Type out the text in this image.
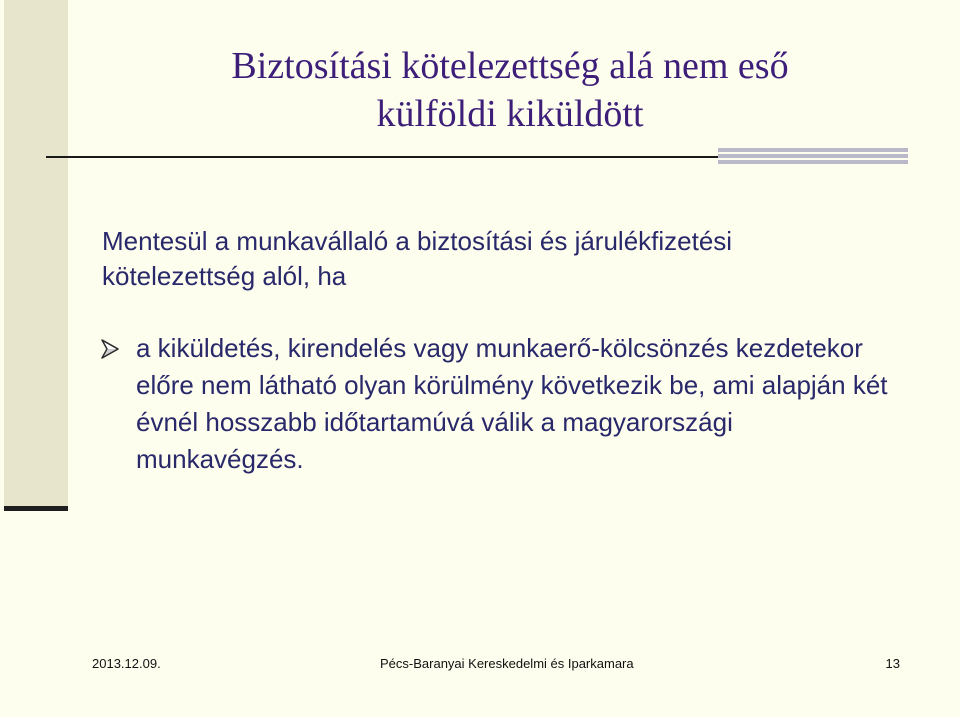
Biztosítási kötelezettség alá nem eső
külföldi kiküldött

Mentesül a munkavállaló a biztosítási és járulékfizetési kötelezettség alól, ha

a kiküldetés, kirendelés vagy munkaerő-kölcsönzés kezdetekor előre nem látható olyan körülmény következik be, ami alapján két évnél hosszabb időtartamúvá válik a magyarországi munkavégzés.

2013.12.09.	Pécs-Baranyai Kereskedelmi és Iparkamara	13
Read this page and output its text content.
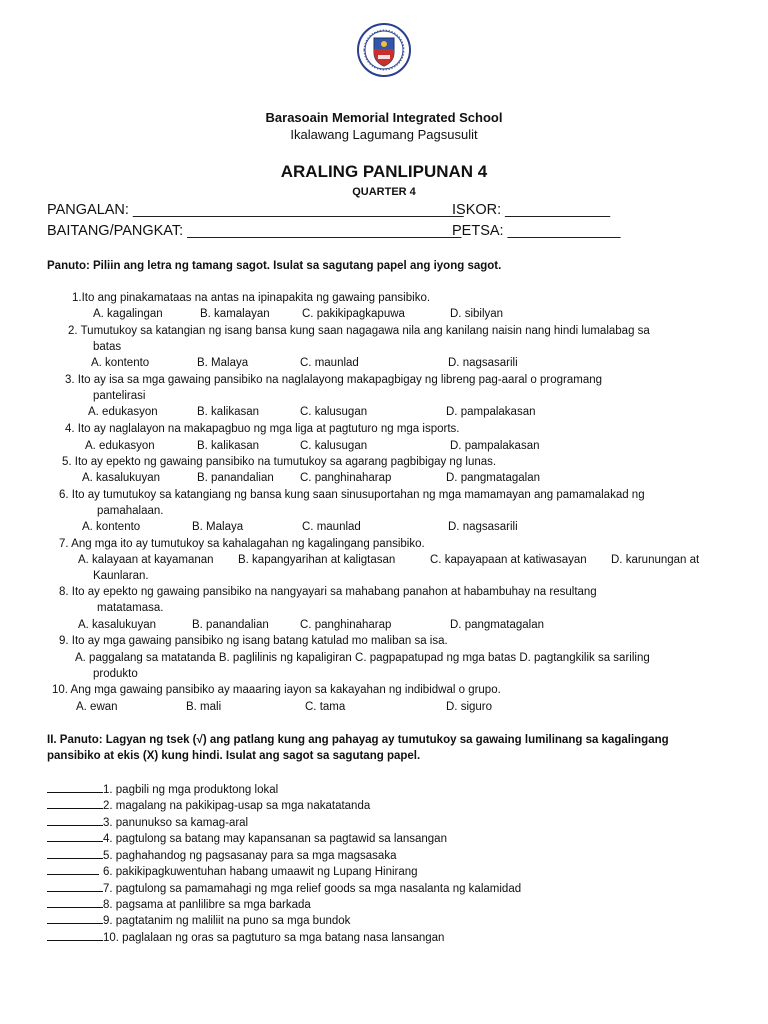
Barasoain Memorial Integrated School
Ikalawang Lagumang Pagsusulit
ARALING PANLIPUNAN 4
QUARTER 4
PANGALAN: _________________________________________
ISKOR: _____________
BAITANG/PANGKAT: __________________________________
PETSA: ______________
Panuto: Piliin ang letra ng tamang sagot. Isulat sa sagutang papel ang iyong sagot.
1.Ito ang pinakamataas na antas na ipinapakita ng gawaing pansibiko.
A. kagalingan	B. kamalayan	C. pakikipagkapuwa	D. sibilyan
2. Tumutukoy sa katangian ng isang bansa kung saan nagagawa nila ang kanilang naisin nang hindi lumalabag sa
batas
A. kontento	B. Malaya	C. maunlad	D. nagsasarili
3. Ito ay isa sa mga gawaing pansibiko na naglalayong makapagbigay ng libreng pag-aaral o programang
pantelirasi
A. edukasyon	B. kalikasan	C. kalusugan	D. pampalakasan
4. Ito ay naglalayon na makapagbuo ng mga liga at pagtuturo ng mga isports.
A. edukasyon	B. kalikasan	C. kalusugan	D. pampalakasan
5. Ito ay epekto ng gawaing pansibiko na tumutukoy sa agarang pagbibigay ng lunas.
A. kasalukuyan	B. panandalian C. panghinaharap	D. pangmatagalan
6. Ito ay tumutukoy sa katangiang ng bansa kung saan sinusuportahan ng mga mamamayan ang pamamalakad ng
pamahalaan.
A. kontento	B. Malaya	C. maunlad	D. nagsasarili
7. Ang mga ito ay tumutukoy sa kahalagahan ng kagalingang pansibiko.
A. kalayaan at kayamanan B. kapangyarihan at kaligtasan	C. kapayapaan at katiwasayan D. karunungan at
Kaunlaran.
8. Ito ay epekto ng gawaing pansibiko na nangyayari sa mahabang panahon at habambuhay na resultang
matatamasa.
A. kasalukuyan	B. panandalian	C. panghinaharap	D. pangmatagalan
9. Ito ay mga gawaing pansibiko ng isang batang katulad mo maliban sa isa.
A. paggalang sa matatanda B. paglilinis ng kapaligiran C. pagpapatupad ng mga batas D. pagtangkilik sa sariling
produkto
10. Ang mga gawaing pansibiko ay maaaring iayon sa kakayahan ng indibidwal o grupo.
A. ewan	B. mali	C. tama	D. siguro
II. Panuto: Lagyan ng tsek (√) ang patlang kung ang pahayag ay tumutukoy sa gawaing lumilinang sa kagalingang
pansibiko at ekis (X) kung hindi. Isulat ang sagot sa sagutang papel.
1. pagbili ng mga produktong lokal
2. magalang na pakikipag-usap sa mga nakatatanda
3. panunukso sa kamag-aral
4. pagtulong sa batang may kapansanan sa pagtawid sa lansangan
5. paghahandog ng pagsasanay para sa mga magsasaka
6. pakikipagkuwentuhan habang umaawit ng Lupang Hinirang
7. pagtulong sa pamamahagi ng mga relief goods sa mga nasalanta ng kalamidad
8. pagsama at panlilibre sa mga barkada
9. pagtatanim ng maliliit na puno sa mga bundok
10. paglalaan ng oras sa pagtuturo sa mga batang nasa lansangan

What the exercise asks: In the listing, how many lines hold "pagtuturo"? Answer with a bare number.

The solution: 2